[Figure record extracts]
+++
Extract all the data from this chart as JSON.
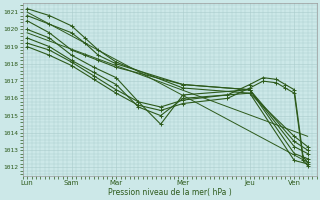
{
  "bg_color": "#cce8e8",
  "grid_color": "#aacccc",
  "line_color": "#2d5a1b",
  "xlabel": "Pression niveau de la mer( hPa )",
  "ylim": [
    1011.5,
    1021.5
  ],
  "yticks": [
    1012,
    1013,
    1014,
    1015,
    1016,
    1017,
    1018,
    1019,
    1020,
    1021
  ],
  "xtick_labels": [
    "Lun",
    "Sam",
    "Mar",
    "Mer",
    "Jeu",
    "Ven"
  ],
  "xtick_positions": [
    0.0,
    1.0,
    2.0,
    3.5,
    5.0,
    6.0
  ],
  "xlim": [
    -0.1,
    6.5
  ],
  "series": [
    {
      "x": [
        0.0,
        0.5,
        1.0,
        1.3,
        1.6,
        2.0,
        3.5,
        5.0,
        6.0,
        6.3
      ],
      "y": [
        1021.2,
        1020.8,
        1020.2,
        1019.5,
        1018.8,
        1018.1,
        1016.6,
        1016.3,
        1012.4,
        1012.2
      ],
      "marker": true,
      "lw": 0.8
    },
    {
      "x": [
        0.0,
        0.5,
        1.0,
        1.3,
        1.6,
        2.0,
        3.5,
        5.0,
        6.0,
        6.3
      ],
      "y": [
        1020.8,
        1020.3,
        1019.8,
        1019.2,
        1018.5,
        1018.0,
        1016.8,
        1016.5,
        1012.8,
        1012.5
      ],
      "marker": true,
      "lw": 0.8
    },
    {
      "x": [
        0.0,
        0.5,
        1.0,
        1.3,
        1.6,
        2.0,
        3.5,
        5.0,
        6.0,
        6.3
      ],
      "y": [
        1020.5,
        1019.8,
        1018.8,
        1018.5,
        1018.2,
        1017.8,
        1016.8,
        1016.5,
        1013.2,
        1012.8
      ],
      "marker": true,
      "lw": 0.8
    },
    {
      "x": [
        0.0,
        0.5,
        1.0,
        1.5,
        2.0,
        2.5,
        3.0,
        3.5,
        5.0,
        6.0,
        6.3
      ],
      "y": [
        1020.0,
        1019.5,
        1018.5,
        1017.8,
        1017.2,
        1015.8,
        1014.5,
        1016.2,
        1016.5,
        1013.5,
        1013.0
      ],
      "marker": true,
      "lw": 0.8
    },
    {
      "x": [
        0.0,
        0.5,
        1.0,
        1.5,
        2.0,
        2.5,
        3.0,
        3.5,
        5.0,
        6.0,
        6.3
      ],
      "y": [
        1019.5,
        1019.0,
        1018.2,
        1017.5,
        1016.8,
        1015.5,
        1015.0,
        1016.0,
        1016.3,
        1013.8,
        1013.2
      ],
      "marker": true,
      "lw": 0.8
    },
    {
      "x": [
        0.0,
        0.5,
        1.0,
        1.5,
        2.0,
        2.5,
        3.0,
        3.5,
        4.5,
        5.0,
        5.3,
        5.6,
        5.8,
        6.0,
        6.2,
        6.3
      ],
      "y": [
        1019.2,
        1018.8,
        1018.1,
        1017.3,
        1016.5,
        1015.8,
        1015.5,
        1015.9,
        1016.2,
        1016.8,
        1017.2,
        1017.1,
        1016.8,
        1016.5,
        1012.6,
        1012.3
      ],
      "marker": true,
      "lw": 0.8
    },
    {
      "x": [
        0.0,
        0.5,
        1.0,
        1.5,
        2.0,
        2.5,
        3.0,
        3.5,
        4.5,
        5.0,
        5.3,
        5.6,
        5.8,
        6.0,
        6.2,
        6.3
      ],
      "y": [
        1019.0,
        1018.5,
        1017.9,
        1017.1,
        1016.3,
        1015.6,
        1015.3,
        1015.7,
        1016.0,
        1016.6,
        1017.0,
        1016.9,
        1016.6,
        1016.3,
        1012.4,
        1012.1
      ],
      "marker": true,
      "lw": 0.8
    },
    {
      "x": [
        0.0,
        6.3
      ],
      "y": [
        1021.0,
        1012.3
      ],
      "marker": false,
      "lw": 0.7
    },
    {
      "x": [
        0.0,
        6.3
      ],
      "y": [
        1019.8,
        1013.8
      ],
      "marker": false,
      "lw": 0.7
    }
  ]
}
+++
Each entry shown above must be quoted exactly, with its pictures left out.

OUTPUT OF THE EXERCISE —
Extract all the data from this chart as JSON.
{
  "bg_color": "#cce8e8",
  "grid_color": "#aacccc",
  "line_color": "#2d5a1b",
  "xlabel": "Pression niveau de la mer( hPa )",
  "ylim": [
    1011.5,
    1021.5
  ],
  "yticks": [
    1012,
    1013,
    1014,
    1015,
    1016,
    1017,
    1018,
    1019,
    1020,
    1021
  ],
  "xtick_labels": [
    "Lun",
    "Sam",
    "Mar",
    "Mer",
    "Jeu",
    "Ven"
  ],
  "xtick_positions": [
    0.0,
    1.0,
    2.0,
    3.5,
    5.0,
    6.0
  ],
  "xlim": [
    -0.1,
    6.5
  ],
  "series": [
    {
      "x": [
        0.0,
        0.5,
        1.0,
        1.3,
        1.6,
        2.0,
        3.5,
        5.0,
        6.0,
        6.3
      ],
      "y": [
        1021.2,
        1020.8,
        1020.2,
        1019.5,
        1018.8,
        1018.1,
        1016.6,
        1016.3,
        1012.4,
        1012.2
      ],
      "marker": true,
      "lw": 0.8
    },
    {
      "x": [
        0.0,
        0.5,
        1.0,
        1.3,
        1.6,
        2.0,
        3.5,
        5.0,
        6.0,
        6.3
      ],
      "y": [
        1020.8,
        1020.3,
        1019.8,
        1019.2,
        1018.5,
        1018.0,
        1016.8,
        1016.5,
        1012.8,
        1012.5
      ],
      "marker": true,
      "lw": 0.8
    },
    {
      "x": [
        0.0,
        0.5,
        1.0,
        1.3,
        1.6,
        2.0,
        3.5,
        5.0,
        6.0,
        6.3
      ],
      "y": [
        1020.5,
        1019.8,
        1018.8,
        1018.5,
        1018.2,
        1017.8,
        1016.8,
        1016.5,
        1013.2,
        1012.8
      ],
      "marker": true,
      "lw": 0.8
    },
    {
      "x": [
        0.0,
        0.5,
        1.0,
        1.5,
        2.0,
        2.5,
        3.0,
        3.5,
        5.0,
        6.0,
        6.3
      ],
      "y": [
        1020.0,
        1019.5,
        1018.5,
        1017.8,
        1017.2,
        1015.8,
        1014.5,
        1016.2,
        1016.5,
        1013.5,
        1013.0
      ],
      "marker": true,
      "lw": 0.8
    },
    {
      "x": [
        0.0,
        0.5,
        1.0,
        1.5,
        2.0,
        2.5,
        3.0,
        3.5,
        5.0,
        6.0,
        6.3
      ],
      "y": [
        1019.5,
        1019.0,
        1018.2,
        1017.5,
        1016.8,
        1015.5,
        1015.0,
        1016.0,
        1016.3,
        1013.8,
        1013.2
      ],
      "marker": true,
      "lw": 0.8
    },
    {
      "x": [
        0.0,
        0.5,
        1.0,
        1.5,
        2.0,
        2.5,
        3.0,
        3.5,
        4.5,
        5.0,
        5.3,
        5.6,
        5.8,
        6.0,
        6.2,
        6.3
      ],
      "y": [
        1019.2,
        1018.8,
        1018.1,
        1017.3,
        1016.5,
        1015.8,
        1015.5,
        1015.9,
        1016.2,
        1016.8,
        1017.2,
        1017.1,
        1016.8,
        1016.5,
        1012.6,
        1012.3
      ],
      "marker": true,
      "lw": 0.8
    },
    {
      "x": [
        0.0,
        0.5,
        1.0,
        1.5,
        2.0,
        2.5,
        3.0,
        3.5,
        4.5,
        5.0,
        5.3,
        5.6,
        5.8,
        6.0,
        6.2,
        6.3
      ],
      "y": [
        1019.0,
        1018.5,
        1017.9,
        1017.1,
        1016.3,
        1015.6,
        1015.3,
        1015.7,
        1016.0,
        1016.6,
        1017.0,
        1016.9,
        1016.6,
        1016.3,
        1012.4,
        1012.1
      ],
      "marker": true,
      "lw": 0.8
    },
    {
      "x": [
        0.0,
        6.3
      ],
      "y": [
        1021.0,
        1012.3
      ],
      "marker": false,
      "lw": 0.7
    },
    {
      "x": [
        0.0,
        6.3
      ],
      "y": [
        1019.8,
        1013.8
      ],
      "marker": false,
      "lw": 0.7
    }
  ]
}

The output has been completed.